START

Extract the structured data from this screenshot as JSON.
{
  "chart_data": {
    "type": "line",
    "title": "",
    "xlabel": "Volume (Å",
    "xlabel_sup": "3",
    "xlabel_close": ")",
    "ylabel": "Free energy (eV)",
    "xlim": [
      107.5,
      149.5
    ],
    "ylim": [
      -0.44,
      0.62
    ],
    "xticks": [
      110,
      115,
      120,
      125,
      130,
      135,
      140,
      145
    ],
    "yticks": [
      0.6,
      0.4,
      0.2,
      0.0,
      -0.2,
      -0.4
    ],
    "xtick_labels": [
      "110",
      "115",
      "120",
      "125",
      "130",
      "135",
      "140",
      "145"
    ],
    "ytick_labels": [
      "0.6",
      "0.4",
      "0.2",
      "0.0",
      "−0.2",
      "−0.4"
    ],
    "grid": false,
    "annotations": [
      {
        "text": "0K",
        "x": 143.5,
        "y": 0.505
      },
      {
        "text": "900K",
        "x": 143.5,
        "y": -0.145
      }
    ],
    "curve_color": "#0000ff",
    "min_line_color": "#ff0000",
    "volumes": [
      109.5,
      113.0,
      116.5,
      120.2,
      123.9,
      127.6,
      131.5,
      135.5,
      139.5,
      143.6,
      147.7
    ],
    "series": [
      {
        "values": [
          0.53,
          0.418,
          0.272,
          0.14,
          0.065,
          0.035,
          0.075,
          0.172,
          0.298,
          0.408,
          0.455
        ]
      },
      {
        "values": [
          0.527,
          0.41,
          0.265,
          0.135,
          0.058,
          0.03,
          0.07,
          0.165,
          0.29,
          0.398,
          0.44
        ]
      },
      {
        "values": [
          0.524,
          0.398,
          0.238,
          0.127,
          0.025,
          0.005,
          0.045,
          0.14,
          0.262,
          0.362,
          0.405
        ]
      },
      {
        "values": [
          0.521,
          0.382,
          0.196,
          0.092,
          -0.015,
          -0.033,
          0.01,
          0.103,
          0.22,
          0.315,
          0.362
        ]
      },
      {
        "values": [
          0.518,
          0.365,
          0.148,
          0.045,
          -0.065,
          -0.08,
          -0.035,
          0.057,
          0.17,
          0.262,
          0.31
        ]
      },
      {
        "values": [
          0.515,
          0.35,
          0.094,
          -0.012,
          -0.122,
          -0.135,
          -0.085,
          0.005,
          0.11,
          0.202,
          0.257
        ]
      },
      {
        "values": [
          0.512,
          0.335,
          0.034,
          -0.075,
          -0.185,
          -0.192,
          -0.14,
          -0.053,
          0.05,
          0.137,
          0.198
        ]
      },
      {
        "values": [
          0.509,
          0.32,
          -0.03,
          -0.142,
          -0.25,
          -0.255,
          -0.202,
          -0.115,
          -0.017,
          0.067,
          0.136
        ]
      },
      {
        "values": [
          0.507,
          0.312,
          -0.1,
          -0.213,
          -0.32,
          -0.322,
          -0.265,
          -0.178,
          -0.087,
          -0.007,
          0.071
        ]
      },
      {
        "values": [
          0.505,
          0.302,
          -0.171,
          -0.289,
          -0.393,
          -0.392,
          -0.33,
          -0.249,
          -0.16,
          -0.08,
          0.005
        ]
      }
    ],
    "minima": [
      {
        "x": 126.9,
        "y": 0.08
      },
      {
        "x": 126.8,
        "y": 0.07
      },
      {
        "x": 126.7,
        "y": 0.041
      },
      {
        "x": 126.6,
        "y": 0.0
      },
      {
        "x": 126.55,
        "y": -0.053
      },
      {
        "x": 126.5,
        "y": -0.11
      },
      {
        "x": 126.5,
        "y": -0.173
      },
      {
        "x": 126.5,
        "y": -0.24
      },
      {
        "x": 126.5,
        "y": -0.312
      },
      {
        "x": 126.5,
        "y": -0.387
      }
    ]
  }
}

END

§ Exercise aim: Please quote the records above exactly, without skipping a line.

§ Solution below:
Extract the structured data from this screenshot as JSON.
{
  "chart_data": {
    "type": "line",
    "title": "",
    "xlabel": "Volume (Å",
    "xlabel_sup": "3",
    "xlabel_close": ")",
    "ylabel": "Free energy (eV)",
    "xlim": [
      107.5,
      149.5
    ],
    "ylim": [
      -0.44,
      0.62
    ],
    "xticks": [
      110,
      115,
      120,
      125,
      130,
      135,
      140,
      145
    ],
    "yticks": [
      0.6,
      0.4,
      0.2,
      0.0,
      -0.2,
      -0.4
    ],
    "xtick_labels": [
      "110",
      "115",
      "120",
      "125",
      "130",
      "135",
      "140",
      "145"
    ],
    "ytick_labels": [
      "0.6",
      "0.4",
      "0.2",
      "0.0",
      "−0.2",
      "−0.4"
    ],
    "grid": false,
    "annotations": [
      {
        "text": "0K",
        "x": 143.5,
        "y": 0.505
      },
      {
        "text": "900K",
        "x": 143.5,
        "y": -0.145
      }
    ],
    "curve_color": "#0000ff",
    "min_line_color": "#ff0000",
    "volumes": [
      109.5,
      113.0,
      116.5,
      120.2,
      123.9,
      127.6,
      131.5,
      135.5,
      139.5,
      143.6,
      147.7
    ],
    "series": [
      {
        "values": [
          0.53,
          0.418,
          0.272,
          0.14,
          0.065,
          0.035,
          0.075,
          0.172,
          0.298,
          0.408,
          0.455
        ]
      },
      {
        "values": [
          0.527,
          0.41,
          0.265,
          0.135,
          0.058,
          0.03,
          0.07,
          0.165,
          0.29,
          0.398,
          0.44
        ]
      },
      {
        "values": [
          0.524,
          0.398,
          0.238,
          0.127,
          0.025,
          0.005,
          0.045,
          0.14,
          0.262,
          0.362,
          0.405
        ]
      },
      {
        "values": [
          0.521,
          0.382,
          0.196,
          0.092,
          -0.015,
          -0.033,
          0.01,
          0.103,
          0.22,
          0.315,
          0.362
        ]
      },
      {
        "values": [
          0.518,
          0.365,
          0.148,
          0.045,
          -0.065,
          -0.08,
          -0.035,
          0.057,
          0.17,
          0.262,
          0.31
        ]
      },
      {
        "values": [
          0.515,
          0.35,
          0.094,
          -0.012,
          -0.122,
          -0.135,
          -0.085,
          0.005,
          0.11,
          0.202,
          0.257
        ]
      },
      {
        "values": [
          0.512,
          0.335,
          0.034,
          -0.075,
          -0.185,
          -0.192,
          -0.14,
          -0.053,
          0.05,
          0.137,
          0.198
        ]
      },
      {
        "values": [
          0.509,
          0.32,
          -0.03,
          -0.142,
          -0.25,
          -0.255,
          -0.202,
          -0.115,
          -0.017,
          0.067,
          0.136
        ]
      },
      {
        "values": [
          0.507,
          0.312,
          -0.1,
          -0.213,
          -0.32,
          -0.322,
          -0.265,
          -0.178,
          -0.087,
          -0.007,
          0.071
        ]
      },
      {
        "values": [
          0.505,
          0.302,
          -0.171,
          -0.289,
          -0.393,
          -0.392,
          -0.33,
          -0.249,
          -0.16,
          -0.08,
          0.005
        ]
      }
    ],
    "minima": [
      {
        "x": 126.9,
        "y": 0.08
      },
      {
        "x": 126.8,
        "y": 0.07
      },
      {
        "x": 126.7,
        "y": 0.041
      },
      {
        "x": 126.6,
        "y": 0.0
      },
      {
        "x": 126.55,
        "y": -0.053
      },
      {
        "x": 126.5,
        "y": -0.11
      },
      {
        "x": 126.5,
        "y": -0.173
      },
      {
        "x": 126.5,
        "y": -0.24
      },
      {
        "x": 126.5,
        "y": -0.312
      },
      {
        "x": 126.5,
        "y": -0.387
      }
    ]
  }
}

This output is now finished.